## WHAT IS NEEDED
Note each line of the listing that contains the string "физических", and copy it.

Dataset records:
────────────────────────────────────────

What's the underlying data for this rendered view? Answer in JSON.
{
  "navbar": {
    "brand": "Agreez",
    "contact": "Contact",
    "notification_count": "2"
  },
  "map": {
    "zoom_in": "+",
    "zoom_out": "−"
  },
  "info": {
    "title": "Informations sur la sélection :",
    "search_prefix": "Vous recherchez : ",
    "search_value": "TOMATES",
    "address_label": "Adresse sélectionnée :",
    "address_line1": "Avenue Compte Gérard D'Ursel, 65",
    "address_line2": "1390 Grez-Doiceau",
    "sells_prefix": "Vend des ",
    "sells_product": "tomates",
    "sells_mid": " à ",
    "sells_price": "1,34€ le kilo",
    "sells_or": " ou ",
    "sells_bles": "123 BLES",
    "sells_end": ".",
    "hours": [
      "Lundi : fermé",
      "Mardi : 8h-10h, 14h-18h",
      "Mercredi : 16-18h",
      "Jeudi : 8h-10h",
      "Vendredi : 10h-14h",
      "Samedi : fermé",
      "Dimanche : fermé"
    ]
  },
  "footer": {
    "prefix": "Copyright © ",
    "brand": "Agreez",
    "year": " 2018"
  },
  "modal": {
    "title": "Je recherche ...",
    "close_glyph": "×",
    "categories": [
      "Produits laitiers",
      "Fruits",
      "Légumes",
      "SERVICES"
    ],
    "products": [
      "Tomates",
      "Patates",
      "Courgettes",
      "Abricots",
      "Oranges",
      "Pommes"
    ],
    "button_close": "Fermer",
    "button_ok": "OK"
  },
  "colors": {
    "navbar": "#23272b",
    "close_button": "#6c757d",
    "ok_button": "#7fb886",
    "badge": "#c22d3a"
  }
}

────────────────────────────────────────

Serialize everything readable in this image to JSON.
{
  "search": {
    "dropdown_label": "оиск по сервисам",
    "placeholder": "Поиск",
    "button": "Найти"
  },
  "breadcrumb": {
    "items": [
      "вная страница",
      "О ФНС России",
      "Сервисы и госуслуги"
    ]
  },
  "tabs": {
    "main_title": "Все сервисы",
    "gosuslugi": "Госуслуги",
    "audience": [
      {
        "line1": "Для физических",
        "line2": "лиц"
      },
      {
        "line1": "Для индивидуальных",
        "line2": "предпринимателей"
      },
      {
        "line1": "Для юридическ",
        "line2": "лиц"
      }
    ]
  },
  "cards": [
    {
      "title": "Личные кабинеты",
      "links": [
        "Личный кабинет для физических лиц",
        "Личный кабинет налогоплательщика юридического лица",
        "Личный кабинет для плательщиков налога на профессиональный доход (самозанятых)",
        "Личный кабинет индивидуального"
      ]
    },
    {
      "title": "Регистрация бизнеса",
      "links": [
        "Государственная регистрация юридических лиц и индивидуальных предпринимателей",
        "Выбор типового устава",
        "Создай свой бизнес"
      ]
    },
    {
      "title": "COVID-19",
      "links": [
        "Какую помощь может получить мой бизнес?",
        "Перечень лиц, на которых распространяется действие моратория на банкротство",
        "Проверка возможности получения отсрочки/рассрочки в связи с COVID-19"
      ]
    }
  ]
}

────────────────────────────────────────

## TASK RESPONSE
        "line1": "Для физических",
        "Личный кабинет для физических лиц",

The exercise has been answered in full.